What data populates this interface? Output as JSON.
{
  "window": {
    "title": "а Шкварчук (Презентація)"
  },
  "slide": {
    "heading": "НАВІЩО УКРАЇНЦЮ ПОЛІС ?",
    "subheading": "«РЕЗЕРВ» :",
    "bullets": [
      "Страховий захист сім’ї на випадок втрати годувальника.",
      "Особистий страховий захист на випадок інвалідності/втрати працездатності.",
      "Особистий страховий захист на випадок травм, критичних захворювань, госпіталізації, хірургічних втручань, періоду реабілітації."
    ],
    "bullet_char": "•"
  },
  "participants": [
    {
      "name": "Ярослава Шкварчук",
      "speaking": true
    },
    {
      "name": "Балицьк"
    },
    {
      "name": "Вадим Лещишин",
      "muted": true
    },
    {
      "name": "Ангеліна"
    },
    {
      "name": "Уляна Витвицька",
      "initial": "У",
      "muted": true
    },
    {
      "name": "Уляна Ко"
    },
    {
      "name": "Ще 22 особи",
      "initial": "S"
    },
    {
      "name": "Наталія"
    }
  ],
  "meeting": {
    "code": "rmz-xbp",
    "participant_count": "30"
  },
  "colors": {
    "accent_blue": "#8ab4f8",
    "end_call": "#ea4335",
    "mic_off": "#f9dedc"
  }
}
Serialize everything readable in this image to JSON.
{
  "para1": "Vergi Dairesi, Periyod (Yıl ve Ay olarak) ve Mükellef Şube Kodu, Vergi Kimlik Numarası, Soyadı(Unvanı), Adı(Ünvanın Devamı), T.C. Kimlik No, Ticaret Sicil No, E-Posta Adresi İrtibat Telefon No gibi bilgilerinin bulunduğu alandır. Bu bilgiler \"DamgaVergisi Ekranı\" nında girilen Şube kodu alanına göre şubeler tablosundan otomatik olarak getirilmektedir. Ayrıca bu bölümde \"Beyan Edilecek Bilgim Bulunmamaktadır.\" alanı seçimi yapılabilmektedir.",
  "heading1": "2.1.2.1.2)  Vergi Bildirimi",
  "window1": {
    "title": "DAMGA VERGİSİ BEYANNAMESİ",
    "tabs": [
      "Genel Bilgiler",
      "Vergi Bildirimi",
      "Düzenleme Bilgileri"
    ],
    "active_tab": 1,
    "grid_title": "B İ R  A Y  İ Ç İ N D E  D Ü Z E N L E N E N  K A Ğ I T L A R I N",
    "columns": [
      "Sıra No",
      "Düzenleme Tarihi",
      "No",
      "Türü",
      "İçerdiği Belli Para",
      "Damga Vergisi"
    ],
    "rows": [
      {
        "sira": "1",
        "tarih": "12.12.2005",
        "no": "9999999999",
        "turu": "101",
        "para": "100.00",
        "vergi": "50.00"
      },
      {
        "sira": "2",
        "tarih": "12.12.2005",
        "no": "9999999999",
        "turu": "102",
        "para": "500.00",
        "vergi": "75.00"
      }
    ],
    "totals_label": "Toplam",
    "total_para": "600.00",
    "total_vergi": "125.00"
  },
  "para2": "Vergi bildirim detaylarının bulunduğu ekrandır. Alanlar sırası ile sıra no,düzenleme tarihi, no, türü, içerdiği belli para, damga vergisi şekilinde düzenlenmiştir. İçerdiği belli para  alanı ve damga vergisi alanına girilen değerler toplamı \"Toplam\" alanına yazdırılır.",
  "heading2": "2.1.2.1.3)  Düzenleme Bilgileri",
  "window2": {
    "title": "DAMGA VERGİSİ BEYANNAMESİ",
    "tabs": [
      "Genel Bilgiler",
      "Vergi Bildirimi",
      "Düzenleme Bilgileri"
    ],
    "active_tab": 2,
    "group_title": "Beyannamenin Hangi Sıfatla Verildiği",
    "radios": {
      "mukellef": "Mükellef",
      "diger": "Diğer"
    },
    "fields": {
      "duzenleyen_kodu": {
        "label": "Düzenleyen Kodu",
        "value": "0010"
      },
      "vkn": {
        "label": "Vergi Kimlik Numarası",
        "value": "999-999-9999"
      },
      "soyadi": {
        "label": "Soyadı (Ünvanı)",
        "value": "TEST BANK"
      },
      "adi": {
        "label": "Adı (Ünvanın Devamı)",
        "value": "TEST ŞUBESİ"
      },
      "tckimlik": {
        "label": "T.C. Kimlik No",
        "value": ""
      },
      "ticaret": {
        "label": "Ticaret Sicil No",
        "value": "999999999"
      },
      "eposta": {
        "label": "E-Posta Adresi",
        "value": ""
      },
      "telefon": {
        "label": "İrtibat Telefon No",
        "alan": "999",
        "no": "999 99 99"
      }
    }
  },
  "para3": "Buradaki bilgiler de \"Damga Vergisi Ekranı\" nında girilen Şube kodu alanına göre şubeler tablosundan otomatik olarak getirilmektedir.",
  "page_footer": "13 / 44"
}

▶ _To be done_:
From the first line to the last, retype the data exactly.

▶ _Result below_:
What data populates this interface? Output as JSON.
{
  "window": {
    "title": "а Шкварчук (Презентація)"
  },
  "slide": {
    "heading": "НАВІЩО УКРАЇНЦЮ ПОЛІС ?",
    "subheading": "«РЕЗЕРВ» :",
    "bullets": [
      "Страховий захист сім’ї на випадок втрати годувальника.",
      "Особистий страховий захист на випадок інвалідності/втрати працездатності.",
      "Особистий страховий захист на випадок травм, критичних захворювань, госпіталізації, хірургічних втручань, періоду реабілітації."
    ],
    "bullet_char": "•"
  },
  "participants": [
    {
      "name": "Ярослава Шкварчук",
      "speaking": true
    },
    {
      "name": "Балицьк"
    },
    {
      "name": "Вадим Лещишин",
      "muted": true
    },
    {
      "name": "Ангеліна"
    },
    {
      "name": "Уляна Витвицька",
      "initial": "У",
      "muted": true
    },
    {
      "name": "Уляна Ко"
    },
    {
      "name": "Ще 22 особи",
      "initial": "S"
    },
    {
      "name": "Наталія"
    }
  ],
  "meeting": {
    "code": "rmz-xbp",
    "participant_count": "30"
  },
  "colors": {
    "accent_blue": "#8ab4f8",
    "end_call": "#ea4335",
    "mic_off": "#f9dedc"
  }
}
Serialize everything readable in this image to JSON.
{
  "para1": "Vergi Dairesi, Periyod (Yıl ve Ay olarak) ve Mükellef Şube Kodu, Vergi Kimlik Numarası, Soyadı(Unvanı), Adı(Ünvanın Devamı), T.C. Kimlik No, Ticaret Sicil No, E-Posta Adresi İrtibat Telefon No gibi bilgilerinin bulunduğu alandır. Bu bilgiler \"DamgaVergisi Ekranı\" nında girilen Şube kodu alanına göre şubeler tablosundan otomatik olarak getirilmektedir. Ayrıca bu bölümde \"Beyan Edilecek Bilgim Bulunmamaktadır.\" alanı seçimi yapılabilmektedir.",
  "heading1": "2.1.2.1.2)  Vergi Bildirimi",
  "window1": {
    "title": "DAMGA VERGİSİ BEYANNAMESİ",
    "tabs": [
      "Genel Bilgiler",
      "Vergi Bildirimi",
      "Düzenleme Bilgileri"
    ],
    "active_tab": 1,
    "grid_title": "B İ R  A Y  İ Ç İ N D E  D Ü Z E N L E N E N  K A Ğ I T L A R I N",
    "columns": [
      "Sıra No",
      "Düzenleme Tarihi",
      "No",
      "Türü",
      "İçerdiği Belli Para",
      "Damga Vergisi"
    ],
    "rows": [
      {
        "sira": "1",
        "tarih": "12.12.2005",
        "no": "9999999999",
        "turu": "101",
        "para": "100.00",
        "vergi": "50.00"
      },
      {
        "sira": "2",
        "tarih": "12.12.2005",
        "no": "9999999999",
        "turu": "102",
        "para": "500.00",
        "vergi": "75.00"
      }
    ],
    "totals_label": "Toplam",
    "total_para": "600.00",
    "total_vergi": "125.00"
  },
  "para2": "Vergi bildirim detaylarının bulunduğu ekrandır. Alanlar sırası ile sıra no,düzenleme tarihi, no, türü, içerdiği belli para, damga vergisi şekilinde düzenlenmiştir. İçerdiği belli para  alanı ve damga vergisi alanına girilen değerler toplamı \"Toplam\" alanına yazdırılır.",
  "heading2": "2.1.2.1.3)  Düzenleme Bilgileri",
  "window2": {
    "title": "DAMGA VERGİSİ BEYANNAMESİ",
    "tabs": [
      "Genel Bilgiler",
      "Vergi Bildirimi",
      "Düzenleme Bilgileri"
    ],
    "active_tab": 2,
    "group_title": "Beyannamenin Hangi Sıfatla Verildiği",
    "radios": {
      "mukellef": "Mükellef",
      "diger": "Diğer"
    },
    "fields": {
      "duzenleyen_kodu": {
        "label": "Düzenleyen Kodu",
        "value": "0010"
      },
      "vkn": {
        "label": "Vergi Kimlik Numarası",
        "value": "999-999-9999"
      },
      "soyadi": {
        "label": "Soyadı (Ünvanı)",
        "value": "TEST BANK"
      },
      "adi": {
        "label": "Adı (Ünvanın Devamı)",
        "value": "TEST ŞUBESİ"
      },
      "tckimlik": {
        "label": "T.C. Kimlik No",
        "value": ""
      },
      "ticaret": {
        "label": "Ticaret Sicil No",
        "value": "999999999"
      },
      "eposta": {
        "label": "E-Posta Adresi",
        "value": ""
      },
      "telefon": {
        "label": "İrtibat Telefon No",
        "alan": "999",
        "no": "999 99 99"
      }
    }
  },
  "para3": "Buradaki bilgiler de \"Damga Vergisi Ekranı\" nında girilen Şube kodu alanına göre şubeler tablosundan otomatik olarak getirilmektedir.",
  "page_footer": "13 / 44"
}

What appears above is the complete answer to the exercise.